### DATA RECORDS

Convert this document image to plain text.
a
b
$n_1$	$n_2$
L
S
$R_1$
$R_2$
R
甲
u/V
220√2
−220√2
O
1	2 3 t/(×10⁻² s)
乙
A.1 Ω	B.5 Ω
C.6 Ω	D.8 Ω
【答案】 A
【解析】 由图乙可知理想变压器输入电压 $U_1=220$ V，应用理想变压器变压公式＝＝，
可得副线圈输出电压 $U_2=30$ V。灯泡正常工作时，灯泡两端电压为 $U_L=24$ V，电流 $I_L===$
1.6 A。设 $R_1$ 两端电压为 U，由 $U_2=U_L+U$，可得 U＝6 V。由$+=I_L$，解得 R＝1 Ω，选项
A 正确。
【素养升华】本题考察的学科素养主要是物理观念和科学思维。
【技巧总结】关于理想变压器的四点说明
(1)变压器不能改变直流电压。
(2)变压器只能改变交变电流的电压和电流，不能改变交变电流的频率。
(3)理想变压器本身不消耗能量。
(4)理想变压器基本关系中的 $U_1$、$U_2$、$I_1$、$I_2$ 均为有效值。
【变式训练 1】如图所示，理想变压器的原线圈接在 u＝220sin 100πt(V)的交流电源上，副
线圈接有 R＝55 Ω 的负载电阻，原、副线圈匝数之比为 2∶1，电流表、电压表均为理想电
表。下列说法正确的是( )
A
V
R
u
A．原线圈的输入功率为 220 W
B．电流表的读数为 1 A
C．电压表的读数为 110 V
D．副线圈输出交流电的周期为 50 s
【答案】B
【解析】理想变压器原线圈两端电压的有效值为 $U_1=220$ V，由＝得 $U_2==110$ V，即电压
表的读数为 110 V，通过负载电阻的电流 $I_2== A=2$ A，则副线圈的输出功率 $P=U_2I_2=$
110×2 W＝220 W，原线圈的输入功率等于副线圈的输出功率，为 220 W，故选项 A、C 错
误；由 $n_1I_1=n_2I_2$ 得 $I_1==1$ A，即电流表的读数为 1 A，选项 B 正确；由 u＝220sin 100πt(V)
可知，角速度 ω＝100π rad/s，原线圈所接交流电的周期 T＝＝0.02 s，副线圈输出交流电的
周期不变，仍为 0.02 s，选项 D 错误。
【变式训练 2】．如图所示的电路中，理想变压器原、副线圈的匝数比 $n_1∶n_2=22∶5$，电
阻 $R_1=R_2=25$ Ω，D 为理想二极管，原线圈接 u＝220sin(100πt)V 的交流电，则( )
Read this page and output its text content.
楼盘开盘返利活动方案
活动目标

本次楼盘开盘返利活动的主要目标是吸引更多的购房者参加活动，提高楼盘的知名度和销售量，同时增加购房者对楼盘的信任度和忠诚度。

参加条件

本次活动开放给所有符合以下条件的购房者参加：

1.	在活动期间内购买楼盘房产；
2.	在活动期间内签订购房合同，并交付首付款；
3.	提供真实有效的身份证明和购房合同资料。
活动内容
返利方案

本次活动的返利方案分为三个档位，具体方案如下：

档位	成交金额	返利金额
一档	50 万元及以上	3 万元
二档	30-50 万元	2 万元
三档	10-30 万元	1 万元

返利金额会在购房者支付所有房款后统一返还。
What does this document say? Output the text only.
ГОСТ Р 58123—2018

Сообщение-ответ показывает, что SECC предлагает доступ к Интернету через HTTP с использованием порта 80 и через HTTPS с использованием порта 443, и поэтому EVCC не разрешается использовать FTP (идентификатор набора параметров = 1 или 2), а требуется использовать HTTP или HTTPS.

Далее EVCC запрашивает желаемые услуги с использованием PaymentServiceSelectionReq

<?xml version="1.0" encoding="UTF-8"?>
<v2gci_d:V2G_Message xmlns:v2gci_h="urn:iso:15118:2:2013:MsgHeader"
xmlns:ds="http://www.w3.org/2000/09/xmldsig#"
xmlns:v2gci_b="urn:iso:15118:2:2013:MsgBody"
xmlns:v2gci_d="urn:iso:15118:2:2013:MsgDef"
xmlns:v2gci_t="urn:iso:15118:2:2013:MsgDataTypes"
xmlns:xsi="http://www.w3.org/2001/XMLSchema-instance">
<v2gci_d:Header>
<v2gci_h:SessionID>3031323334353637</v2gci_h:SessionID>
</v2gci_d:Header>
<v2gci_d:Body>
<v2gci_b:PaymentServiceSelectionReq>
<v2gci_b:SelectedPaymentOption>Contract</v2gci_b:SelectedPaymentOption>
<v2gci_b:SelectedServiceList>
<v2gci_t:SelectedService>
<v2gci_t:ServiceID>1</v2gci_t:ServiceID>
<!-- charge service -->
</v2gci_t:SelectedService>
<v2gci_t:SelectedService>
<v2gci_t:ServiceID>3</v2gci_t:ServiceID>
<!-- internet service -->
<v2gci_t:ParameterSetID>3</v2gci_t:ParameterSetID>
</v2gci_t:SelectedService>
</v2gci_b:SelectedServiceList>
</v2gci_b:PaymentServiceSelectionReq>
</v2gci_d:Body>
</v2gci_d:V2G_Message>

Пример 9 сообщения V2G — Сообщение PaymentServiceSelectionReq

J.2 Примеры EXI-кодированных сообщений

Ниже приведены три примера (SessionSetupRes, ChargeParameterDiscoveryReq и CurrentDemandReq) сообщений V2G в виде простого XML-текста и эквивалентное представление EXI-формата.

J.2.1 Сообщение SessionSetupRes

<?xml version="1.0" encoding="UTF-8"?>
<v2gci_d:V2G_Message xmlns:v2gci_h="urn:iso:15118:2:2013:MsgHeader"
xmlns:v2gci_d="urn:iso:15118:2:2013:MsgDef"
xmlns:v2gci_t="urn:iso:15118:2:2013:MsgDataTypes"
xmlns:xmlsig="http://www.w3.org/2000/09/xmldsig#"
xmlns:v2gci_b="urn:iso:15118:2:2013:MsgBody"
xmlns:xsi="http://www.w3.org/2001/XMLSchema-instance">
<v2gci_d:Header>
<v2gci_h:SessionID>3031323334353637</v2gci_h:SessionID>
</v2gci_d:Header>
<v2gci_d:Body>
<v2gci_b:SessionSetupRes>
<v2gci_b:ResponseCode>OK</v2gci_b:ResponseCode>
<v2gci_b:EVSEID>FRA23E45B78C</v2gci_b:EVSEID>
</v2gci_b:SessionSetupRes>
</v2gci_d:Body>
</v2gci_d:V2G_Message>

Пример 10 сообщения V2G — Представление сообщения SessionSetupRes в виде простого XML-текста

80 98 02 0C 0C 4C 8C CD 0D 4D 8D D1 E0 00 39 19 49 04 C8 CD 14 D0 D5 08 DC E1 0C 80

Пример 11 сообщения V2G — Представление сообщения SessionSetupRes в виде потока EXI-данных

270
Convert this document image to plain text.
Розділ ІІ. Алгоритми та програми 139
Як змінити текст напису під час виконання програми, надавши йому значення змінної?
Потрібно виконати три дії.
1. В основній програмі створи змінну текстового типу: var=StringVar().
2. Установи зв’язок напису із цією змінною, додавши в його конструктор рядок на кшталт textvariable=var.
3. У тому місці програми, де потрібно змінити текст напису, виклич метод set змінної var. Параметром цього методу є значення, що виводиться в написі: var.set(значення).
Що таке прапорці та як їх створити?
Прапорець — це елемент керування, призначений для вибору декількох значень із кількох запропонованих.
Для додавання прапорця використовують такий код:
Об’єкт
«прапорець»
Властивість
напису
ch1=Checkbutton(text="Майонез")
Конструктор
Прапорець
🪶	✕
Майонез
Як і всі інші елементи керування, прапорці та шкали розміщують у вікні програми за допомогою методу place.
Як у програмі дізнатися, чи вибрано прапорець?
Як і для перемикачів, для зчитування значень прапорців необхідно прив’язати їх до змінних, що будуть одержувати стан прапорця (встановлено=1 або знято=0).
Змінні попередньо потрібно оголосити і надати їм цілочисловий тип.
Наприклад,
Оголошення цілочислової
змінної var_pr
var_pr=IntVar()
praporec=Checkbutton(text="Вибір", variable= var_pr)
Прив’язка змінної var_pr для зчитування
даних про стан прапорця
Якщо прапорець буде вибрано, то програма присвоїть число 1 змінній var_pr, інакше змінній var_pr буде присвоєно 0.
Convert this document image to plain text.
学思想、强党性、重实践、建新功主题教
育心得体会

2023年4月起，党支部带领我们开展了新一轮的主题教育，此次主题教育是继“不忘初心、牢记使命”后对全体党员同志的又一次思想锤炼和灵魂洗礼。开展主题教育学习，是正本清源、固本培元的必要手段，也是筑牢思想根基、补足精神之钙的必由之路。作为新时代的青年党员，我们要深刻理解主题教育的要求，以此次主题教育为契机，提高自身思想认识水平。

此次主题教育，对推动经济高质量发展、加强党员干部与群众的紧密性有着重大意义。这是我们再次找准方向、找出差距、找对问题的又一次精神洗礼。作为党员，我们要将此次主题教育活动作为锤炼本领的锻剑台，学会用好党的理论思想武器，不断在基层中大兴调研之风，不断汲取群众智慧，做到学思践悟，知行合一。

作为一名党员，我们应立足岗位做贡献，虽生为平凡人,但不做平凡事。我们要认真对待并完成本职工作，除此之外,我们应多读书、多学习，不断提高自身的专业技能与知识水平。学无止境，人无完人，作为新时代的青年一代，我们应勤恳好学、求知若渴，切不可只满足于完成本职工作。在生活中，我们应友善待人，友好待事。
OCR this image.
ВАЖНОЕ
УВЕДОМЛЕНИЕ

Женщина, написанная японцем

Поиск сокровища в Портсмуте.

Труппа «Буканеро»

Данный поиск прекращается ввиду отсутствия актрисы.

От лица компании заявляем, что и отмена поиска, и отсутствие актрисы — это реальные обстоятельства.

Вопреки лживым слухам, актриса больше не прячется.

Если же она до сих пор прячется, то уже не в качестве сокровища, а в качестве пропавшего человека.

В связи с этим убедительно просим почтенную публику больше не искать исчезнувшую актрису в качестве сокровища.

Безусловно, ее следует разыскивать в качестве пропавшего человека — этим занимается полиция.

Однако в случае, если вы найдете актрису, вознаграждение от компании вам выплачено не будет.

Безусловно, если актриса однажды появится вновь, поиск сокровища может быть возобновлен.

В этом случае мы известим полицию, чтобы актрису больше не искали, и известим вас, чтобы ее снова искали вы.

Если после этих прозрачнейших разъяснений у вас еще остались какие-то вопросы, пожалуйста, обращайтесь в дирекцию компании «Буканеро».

### DIRECTIONS
Consider the entries above and return each line with the string "Буканеро".

### TASK OUTPUT
Труппа «Буканеро»
Если после этих прозрачнейших разъяснений у вас еще остались какие-то вопросы, пожалуйста, обращайтесь в дирекцию компании «Буканеро».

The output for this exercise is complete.